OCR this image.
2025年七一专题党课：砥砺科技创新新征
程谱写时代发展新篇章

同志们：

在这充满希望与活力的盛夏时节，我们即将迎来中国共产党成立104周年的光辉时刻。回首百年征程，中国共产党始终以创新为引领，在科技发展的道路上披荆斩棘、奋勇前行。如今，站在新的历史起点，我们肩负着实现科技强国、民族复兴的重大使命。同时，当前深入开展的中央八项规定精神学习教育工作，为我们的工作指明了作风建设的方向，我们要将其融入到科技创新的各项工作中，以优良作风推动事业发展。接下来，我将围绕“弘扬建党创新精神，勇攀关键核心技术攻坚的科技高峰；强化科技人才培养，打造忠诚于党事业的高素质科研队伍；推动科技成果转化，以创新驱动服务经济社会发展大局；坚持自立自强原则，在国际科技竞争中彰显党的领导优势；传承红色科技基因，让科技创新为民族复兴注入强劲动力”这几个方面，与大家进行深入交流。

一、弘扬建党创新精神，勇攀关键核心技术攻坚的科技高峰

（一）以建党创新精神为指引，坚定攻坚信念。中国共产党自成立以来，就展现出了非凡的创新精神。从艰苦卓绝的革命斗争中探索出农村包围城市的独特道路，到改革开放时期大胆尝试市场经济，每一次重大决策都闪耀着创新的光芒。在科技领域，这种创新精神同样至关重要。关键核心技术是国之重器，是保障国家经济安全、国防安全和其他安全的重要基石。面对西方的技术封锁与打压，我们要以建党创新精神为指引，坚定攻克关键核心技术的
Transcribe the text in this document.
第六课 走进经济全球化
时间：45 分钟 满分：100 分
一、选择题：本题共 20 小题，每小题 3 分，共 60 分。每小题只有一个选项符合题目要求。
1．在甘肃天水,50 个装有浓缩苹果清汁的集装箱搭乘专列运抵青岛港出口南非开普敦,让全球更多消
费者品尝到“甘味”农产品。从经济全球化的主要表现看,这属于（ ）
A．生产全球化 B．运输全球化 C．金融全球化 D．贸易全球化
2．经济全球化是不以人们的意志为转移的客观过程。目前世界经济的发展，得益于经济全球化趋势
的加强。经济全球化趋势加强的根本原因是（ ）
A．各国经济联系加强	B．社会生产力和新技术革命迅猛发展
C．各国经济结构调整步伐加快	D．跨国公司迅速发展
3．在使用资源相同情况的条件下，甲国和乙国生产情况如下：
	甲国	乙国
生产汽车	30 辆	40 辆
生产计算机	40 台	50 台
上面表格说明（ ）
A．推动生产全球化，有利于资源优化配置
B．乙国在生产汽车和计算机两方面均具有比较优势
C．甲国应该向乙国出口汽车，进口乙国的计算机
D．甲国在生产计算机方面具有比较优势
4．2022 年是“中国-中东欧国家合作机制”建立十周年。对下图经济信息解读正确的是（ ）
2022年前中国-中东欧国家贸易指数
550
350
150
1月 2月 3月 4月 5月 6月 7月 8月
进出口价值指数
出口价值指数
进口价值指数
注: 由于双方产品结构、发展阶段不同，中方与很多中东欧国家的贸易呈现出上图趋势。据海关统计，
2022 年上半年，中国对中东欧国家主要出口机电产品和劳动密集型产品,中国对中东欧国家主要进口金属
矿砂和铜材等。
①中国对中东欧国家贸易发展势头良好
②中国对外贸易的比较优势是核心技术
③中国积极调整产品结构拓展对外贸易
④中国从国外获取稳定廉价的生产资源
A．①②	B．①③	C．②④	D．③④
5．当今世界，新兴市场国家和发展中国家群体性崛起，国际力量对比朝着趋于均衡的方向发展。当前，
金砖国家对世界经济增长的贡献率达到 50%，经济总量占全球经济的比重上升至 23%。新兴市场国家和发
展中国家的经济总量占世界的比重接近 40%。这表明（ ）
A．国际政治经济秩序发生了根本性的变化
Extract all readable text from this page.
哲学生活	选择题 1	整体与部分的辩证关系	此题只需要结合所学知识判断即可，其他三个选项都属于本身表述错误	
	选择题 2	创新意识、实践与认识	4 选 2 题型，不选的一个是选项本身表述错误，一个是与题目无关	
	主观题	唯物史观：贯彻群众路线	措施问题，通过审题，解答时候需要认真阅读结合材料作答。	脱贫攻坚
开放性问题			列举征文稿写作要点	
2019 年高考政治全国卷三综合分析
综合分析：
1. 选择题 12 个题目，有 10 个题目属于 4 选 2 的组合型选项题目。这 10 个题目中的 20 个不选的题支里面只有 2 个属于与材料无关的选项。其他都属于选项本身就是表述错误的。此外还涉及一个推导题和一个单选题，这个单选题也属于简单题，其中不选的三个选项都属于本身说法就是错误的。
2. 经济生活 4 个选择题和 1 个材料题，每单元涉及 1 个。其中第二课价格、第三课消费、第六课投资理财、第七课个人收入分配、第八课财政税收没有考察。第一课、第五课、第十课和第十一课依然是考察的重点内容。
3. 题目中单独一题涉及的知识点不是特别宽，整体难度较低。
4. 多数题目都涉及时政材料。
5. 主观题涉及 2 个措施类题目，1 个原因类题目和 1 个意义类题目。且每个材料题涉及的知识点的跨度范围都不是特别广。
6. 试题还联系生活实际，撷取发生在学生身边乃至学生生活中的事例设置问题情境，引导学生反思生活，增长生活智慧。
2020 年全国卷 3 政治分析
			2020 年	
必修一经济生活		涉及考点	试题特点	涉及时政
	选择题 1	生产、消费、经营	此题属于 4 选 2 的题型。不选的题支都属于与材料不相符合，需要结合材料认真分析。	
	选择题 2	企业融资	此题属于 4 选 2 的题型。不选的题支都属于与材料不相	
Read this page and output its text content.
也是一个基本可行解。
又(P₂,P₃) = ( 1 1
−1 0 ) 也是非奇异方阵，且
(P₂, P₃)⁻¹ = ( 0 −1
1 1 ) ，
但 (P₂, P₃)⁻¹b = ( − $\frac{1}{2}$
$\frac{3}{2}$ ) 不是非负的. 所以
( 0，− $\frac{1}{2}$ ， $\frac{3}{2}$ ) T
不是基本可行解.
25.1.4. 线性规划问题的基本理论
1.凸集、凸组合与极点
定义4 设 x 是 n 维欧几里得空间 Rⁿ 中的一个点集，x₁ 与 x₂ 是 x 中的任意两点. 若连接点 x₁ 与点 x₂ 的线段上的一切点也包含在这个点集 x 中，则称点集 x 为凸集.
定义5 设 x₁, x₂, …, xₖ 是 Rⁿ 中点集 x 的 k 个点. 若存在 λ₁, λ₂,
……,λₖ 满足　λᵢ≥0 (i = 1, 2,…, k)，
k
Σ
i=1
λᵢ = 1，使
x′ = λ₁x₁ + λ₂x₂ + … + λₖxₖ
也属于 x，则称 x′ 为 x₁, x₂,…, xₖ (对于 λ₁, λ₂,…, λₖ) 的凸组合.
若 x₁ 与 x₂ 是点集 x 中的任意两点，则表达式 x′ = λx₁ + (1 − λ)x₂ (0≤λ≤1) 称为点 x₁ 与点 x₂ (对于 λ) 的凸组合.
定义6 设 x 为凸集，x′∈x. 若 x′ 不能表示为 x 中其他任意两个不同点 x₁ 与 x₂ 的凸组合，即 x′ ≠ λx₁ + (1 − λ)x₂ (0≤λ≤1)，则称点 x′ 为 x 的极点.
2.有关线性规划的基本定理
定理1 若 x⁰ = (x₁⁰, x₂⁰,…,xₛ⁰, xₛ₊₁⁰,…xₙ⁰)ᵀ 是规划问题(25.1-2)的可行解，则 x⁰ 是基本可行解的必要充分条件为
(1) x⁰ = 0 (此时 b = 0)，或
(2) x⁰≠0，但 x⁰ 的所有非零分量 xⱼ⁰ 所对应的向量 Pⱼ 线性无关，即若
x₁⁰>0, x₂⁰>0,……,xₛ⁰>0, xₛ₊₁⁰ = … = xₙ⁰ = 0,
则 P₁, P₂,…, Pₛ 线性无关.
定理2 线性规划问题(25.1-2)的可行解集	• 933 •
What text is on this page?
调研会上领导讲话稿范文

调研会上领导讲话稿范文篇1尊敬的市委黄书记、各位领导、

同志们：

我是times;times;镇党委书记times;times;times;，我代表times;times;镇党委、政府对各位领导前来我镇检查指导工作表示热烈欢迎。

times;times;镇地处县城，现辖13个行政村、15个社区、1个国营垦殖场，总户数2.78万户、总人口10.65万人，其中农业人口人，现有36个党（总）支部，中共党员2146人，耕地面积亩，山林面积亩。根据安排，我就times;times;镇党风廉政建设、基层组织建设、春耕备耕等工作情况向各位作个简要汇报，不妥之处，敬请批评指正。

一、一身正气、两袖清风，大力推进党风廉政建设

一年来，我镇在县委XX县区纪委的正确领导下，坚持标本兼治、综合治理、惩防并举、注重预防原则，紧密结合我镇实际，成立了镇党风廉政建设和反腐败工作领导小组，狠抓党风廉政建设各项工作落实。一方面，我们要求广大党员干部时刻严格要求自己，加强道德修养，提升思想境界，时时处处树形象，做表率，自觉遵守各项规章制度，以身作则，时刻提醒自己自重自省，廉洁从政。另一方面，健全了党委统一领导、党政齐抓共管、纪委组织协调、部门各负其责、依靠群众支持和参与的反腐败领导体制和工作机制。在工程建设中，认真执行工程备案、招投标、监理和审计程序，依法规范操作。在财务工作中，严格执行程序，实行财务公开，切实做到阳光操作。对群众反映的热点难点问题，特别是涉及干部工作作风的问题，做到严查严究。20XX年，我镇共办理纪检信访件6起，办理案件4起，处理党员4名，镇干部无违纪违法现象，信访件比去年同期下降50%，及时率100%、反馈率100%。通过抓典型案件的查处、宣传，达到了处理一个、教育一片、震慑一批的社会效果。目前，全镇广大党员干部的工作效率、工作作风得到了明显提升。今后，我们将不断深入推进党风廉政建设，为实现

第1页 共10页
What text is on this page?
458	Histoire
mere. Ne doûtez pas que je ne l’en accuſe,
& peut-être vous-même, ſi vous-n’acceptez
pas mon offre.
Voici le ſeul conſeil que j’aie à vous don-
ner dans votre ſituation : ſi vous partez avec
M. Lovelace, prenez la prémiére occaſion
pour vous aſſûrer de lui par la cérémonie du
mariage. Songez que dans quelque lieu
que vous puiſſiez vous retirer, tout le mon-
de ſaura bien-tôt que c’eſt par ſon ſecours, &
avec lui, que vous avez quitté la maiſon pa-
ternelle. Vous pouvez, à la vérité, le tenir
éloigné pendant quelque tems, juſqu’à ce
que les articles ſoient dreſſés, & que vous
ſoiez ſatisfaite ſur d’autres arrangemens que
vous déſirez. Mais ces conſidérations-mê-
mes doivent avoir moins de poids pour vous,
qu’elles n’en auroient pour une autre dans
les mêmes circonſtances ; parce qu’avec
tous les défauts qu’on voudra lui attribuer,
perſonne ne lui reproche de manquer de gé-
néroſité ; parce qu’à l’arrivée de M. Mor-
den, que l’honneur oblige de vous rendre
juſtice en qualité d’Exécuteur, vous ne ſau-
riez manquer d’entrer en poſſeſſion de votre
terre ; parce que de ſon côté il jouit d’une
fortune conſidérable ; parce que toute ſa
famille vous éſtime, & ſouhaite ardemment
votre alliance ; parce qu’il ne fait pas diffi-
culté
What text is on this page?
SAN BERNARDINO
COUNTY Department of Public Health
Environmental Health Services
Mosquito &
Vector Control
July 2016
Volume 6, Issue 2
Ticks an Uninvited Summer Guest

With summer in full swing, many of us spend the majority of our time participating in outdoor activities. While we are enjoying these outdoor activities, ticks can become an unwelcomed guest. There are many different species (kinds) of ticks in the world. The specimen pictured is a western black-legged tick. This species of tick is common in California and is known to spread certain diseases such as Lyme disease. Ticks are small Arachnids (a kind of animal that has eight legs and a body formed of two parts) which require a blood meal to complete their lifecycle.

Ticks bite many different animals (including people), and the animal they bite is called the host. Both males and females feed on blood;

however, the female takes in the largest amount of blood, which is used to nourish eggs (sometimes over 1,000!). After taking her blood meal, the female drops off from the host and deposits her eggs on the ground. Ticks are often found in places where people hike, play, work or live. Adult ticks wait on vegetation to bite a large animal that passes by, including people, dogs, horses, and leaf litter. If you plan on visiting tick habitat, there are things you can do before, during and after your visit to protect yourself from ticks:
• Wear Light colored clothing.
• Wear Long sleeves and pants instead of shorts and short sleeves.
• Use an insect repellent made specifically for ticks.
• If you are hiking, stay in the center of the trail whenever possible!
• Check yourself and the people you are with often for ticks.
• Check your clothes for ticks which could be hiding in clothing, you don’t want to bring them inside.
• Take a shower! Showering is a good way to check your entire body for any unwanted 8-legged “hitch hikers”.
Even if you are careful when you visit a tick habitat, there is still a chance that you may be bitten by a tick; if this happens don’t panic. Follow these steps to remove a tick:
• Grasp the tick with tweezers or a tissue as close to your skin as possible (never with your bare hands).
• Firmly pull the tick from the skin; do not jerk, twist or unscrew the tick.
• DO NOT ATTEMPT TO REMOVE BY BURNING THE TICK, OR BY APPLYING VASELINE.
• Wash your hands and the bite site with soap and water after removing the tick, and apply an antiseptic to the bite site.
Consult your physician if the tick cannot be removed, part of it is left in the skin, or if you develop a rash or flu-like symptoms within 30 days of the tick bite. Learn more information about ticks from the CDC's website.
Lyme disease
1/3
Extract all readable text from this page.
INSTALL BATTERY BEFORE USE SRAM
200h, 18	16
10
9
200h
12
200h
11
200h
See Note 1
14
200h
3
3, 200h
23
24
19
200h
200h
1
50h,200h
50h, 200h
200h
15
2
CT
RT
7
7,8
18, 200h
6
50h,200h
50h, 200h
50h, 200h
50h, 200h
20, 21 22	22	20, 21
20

• [Task requirements] Filter the entries down to the lines containing "quelque". Copy each of those lines.

• [Complete answer]
mariage. Songez que dans quelque lieu
éloigné pendant quelque tems, juſqu’à ce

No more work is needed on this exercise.